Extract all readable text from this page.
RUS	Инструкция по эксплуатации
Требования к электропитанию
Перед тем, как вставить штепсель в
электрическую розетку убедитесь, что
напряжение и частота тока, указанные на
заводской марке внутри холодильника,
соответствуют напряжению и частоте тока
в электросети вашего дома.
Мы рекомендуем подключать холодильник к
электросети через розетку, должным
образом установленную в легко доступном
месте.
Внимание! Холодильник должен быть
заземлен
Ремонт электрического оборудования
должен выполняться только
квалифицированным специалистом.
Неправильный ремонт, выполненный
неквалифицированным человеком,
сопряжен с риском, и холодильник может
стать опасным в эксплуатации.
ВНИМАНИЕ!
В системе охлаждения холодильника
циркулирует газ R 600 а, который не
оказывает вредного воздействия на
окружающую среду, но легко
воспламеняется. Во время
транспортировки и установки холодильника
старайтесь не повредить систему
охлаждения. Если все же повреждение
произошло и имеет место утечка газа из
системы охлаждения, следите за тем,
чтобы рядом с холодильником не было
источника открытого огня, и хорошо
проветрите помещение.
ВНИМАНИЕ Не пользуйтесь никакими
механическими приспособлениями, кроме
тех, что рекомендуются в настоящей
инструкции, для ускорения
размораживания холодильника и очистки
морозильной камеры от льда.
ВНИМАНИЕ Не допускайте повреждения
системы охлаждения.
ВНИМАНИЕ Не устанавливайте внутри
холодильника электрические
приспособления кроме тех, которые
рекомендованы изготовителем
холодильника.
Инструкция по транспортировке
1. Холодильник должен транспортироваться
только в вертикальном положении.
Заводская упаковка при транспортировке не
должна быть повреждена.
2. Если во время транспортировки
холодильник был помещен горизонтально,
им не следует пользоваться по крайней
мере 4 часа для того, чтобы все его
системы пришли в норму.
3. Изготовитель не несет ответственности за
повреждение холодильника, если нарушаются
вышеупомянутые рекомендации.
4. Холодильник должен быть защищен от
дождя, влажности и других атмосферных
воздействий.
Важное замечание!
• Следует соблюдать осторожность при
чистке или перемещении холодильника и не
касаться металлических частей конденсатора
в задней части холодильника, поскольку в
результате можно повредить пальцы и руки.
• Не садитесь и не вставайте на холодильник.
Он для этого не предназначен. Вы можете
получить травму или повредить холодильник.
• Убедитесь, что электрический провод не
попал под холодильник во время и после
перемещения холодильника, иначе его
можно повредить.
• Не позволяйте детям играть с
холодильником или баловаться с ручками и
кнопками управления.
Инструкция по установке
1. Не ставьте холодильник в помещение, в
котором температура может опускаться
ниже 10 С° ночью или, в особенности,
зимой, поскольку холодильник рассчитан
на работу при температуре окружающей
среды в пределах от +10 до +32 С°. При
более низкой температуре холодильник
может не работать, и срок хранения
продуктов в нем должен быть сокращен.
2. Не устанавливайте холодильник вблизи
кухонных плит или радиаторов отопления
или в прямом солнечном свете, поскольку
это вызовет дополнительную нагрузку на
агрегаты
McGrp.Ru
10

══════════════════════════════

**Exercise aim**
Out of the preceding entries, pull every line containing the string "розетку".

**Solution for this exercise**
электрическую розетку убедитесь, что
электросети через розетку, должным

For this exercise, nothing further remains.